**DESCRIPTION OF THE TASK:**
Pick out each line of the records in which the word "ներքև" appears.

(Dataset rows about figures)
────
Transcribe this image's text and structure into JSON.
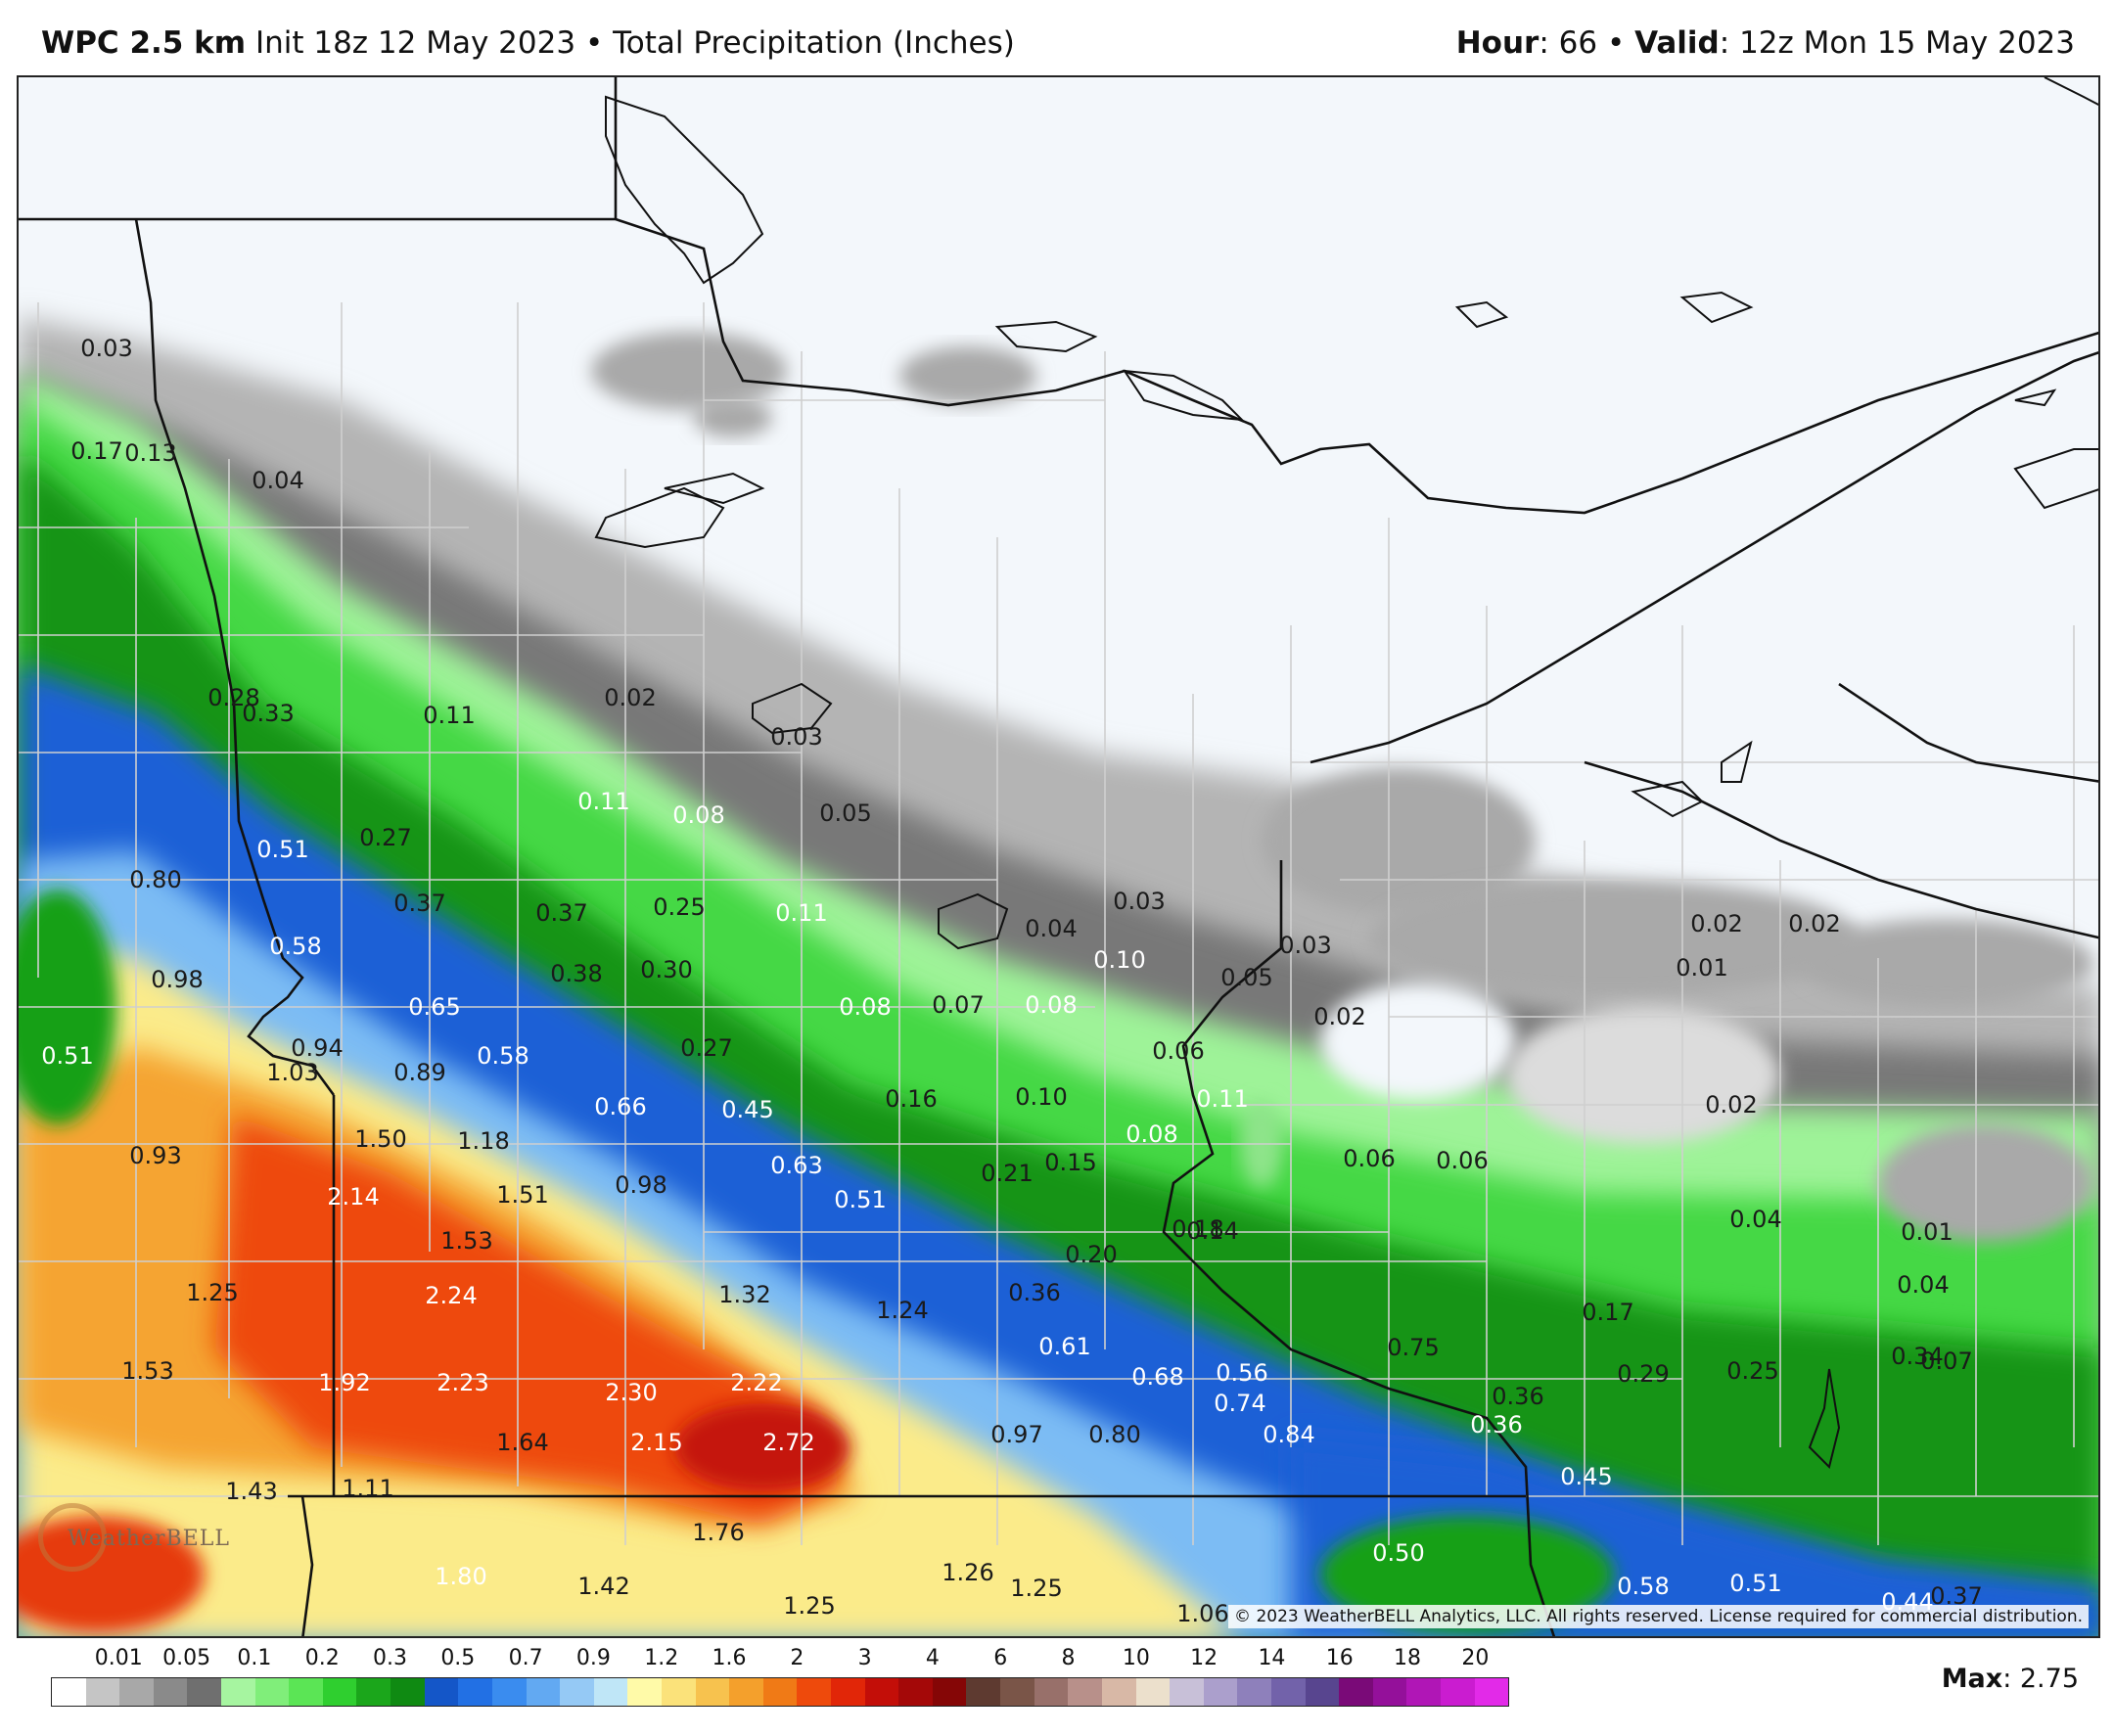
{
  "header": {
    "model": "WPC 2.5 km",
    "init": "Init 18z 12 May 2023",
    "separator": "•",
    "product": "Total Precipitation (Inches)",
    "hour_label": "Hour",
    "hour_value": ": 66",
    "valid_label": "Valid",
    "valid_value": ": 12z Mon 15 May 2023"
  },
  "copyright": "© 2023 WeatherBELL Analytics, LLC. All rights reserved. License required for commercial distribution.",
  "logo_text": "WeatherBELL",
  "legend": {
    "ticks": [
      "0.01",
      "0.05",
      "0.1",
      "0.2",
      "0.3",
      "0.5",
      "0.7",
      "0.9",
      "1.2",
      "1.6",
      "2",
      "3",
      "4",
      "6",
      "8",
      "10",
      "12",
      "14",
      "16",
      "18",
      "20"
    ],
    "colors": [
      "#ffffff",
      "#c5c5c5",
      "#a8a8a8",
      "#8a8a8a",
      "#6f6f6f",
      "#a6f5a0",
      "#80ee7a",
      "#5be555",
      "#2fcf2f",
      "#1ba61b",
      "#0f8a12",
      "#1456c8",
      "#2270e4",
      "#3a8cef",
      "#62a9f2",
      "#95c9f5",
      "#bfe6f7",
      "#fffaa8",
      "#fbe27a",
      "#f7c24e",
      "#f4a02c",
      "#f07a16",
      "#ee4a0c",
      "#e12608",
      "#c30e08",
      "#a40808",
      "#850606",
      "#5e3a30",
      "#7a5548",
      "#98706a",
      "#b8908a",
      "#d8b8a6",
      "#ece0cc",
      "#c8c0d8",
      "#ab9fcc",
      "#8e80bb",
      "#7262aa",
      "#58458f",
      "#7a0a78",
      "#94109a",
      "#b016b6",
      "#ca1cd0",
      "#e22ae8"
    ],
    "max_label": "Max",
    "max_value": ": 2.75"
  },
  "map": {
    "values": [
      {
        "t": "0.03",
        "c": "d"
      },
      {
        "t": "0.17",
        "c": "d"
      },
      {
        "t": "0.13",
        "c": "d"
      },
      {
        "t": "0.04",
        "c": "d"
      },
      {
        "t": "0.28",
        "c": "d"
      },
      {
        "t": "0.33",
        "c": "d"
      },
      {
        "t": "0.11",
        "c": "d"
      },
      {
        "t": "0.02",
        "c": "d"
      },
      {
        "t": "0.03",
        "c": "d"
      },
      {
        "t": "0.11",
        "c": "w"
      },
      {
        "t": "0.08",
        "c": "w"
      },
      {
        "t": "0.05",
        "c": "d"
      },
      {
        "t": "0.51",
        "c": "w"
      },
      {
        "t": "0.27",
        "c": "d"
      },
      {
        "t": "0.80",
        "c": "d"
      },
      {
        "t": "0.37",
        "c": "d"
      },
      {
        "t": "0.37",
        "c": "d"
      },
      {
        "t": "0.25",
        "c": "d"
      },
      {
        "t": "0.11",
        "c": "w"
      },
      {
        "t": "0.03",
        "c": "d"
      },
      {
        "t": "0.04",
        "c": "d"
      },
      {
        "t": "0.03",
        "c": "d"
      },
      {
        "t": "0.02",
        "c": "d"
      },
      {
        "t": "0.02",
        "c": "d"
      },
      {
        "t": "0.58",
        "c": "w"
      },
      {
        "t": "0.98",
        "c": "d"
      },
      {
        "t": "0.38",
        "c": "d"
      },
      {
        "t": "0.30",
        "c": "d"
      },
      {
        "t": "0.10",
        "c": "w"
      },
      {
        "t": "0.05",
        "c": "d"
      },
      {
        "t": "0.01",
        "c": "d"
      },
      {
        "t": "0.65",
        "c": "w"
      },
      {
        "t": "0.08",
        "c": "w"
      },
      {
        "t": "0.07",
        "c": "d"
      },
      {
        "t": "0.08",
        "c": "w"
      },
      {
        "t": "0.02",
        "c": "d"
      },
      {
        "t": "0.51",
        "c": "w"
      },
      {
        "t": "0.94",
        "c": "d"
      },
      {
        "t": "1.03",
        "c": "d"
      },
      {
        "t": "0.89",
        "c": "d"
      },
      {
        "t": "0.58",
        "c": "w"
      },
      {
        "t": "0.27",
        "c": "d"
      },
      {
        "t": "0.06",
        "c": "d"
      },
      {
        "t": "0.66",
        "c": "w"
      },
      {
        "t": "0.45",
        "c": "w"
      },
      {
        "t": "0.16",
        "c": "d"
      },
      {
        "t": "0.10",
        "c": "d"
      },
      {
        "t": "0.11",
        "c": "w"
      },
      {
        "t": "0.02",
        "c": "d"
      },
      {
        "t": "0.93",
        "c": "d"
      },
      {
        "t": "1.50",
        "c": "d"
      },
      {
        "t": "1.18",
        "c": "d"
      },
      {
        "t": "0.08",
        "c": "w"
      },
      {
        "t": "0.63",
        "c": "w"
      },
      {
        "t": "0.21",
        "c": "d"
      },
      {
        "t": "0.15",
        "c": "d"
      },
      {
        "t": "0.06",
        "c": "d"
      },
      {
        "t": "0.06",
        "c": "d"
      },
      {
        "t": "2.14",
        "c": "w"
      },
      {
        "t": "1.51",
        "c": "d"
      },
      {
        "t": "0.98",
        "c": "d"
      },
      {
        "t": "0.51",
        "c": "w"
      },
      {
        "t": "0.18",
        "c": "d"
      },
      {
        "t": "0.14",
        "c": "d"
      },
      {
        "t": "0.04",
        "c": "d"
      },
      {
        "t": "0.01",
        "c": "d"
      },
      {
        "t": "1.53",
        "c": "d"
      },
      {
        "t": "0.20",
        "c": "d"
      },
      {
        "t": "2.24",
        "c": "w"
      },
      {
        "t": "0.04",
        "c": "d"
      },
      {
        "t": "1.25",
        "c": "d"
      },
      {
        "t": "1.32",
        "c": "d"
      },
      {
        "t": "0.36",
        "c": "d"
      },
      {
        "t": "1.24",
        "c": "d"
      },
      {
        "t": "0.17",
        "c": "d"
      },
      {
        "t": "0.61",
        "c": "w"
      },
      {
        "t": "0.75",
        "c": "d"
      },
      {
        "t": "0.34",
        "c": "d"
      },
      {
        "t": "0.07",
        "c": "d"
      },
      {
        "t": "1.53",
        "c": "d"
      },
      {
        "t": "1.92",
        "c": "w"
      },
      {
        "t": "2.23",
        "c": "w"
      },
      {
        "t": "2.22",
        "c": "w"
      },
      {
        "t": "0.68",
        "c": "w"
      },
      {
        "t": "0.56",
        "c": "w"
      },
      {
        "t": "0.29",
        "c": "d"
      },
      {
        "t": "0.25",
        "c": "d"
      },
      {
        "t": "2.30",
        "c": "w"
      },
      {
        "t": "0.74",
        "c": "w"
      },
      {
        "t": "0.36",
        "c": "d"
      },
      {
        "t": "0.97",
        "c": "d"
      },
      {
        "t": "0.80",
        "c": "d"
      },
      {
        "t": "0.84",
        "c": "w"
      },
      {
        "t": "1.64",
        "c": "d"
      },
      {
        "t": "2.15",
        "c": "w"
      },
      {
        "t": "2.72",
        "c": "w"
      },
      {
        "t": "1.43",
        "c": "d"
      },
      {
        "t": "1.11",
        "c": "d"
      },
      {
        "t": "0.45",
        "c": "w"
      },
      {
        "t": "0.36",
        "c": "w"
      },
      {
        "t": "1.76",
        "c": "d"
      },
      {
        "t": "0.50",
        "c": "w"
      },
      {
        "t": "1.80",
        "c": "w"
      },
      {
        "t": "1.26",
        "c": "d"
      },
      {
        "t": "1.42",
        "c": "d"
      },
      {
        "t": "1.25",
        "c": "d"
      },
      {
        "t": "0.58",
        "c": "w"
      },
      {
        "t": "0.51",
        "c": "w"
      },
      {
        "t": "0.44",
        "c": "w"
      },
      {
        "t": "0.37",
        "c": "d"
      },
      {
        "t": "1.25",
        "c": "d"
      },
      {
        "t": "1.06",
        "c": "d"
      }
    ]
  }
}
────
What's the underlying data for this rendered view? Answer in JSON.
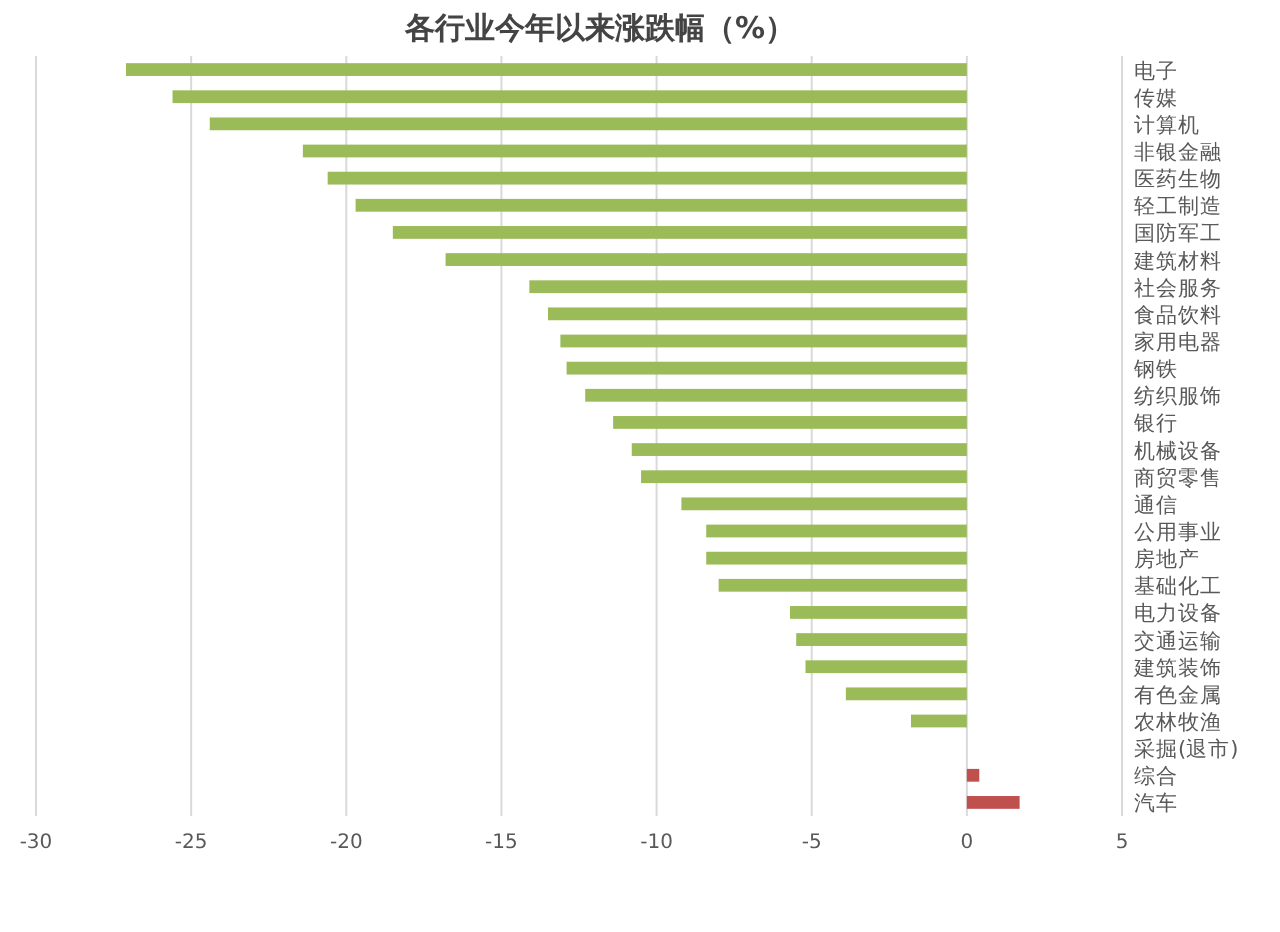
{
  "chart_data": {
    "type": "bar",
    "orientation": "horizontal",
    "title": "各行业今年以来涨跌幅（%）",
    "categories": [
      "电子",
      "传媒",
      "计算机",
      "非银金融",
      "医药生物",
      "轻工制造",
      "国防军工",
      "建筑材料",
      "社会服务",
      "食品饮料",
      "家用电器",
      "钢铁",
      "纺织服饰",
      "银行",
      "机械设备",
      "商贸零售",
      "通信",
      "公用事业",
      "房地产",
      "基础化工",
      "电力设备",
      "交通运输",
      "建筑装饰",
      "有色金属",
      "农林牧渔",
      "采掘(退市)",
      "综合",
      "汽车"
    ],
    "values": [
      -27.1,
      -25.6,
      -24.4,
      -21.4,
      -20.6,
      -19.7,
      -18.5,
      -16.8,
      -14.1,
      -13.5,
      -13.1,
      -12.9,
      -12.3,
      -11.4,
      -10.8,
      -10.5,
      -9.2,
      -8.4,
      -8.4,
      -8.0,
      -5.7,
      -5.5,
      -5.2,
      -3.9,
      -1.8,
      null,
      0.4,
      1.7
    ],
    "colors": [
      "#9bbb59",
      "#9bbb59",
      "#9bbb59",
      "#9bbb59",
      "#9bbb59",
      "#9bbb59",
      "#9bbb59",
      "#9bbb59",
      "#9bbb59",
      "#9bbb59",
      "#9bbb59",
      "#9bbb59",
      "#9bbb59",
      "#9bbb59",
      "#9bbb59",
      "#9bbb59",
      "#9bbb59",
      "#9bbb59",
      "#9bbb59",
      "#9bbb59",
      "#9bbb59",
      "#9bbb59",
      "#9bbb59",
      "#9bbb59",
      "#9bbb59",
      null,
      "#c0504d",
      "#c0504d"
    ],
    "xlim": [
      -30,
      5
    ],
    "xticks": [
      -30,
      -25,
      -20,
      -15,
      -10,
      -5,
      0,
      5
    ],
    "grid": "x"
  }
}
────
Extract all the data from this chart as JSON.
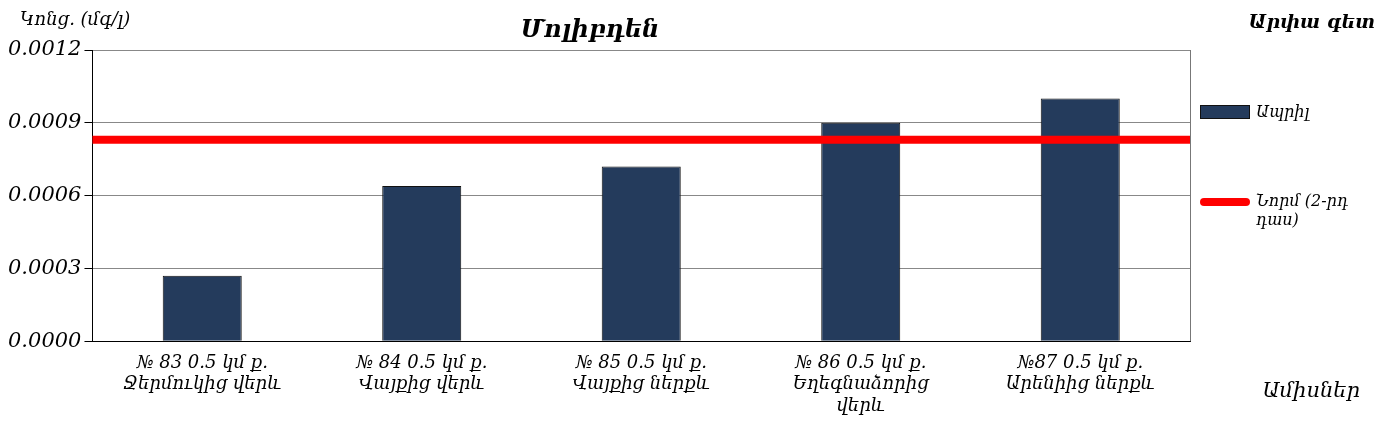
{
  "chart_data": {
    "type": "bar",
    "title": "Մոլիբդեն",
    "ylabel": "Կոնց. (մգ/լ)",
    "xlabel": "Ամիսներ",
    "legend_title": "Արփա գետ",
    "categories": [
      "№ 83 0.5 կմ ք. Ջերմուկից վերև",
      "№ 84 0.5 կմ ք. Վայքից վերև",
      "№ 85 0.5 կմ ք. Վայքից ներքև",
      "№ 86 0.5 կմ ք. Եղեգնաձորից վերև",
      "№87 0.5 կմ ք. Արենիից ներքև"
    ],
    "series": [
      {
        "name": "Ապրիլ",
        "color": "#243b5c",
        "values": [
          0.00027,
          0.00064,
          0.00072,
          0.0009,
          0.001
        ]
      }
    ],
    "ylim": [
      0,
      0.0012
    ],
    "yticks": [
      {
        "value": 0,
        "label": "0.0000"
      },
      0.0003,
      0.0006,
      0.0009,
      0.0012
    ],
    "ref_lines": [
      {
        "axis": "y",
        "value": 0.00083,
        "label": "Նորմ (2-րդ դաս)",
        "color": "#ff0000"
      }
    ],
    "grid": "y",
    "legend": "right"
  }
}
────
**RESULT:**
      "№ 85 0.5 կմ ք. Վայքից ներքև",
      "№87 0.5 կմ ք. Արենիից ներքև"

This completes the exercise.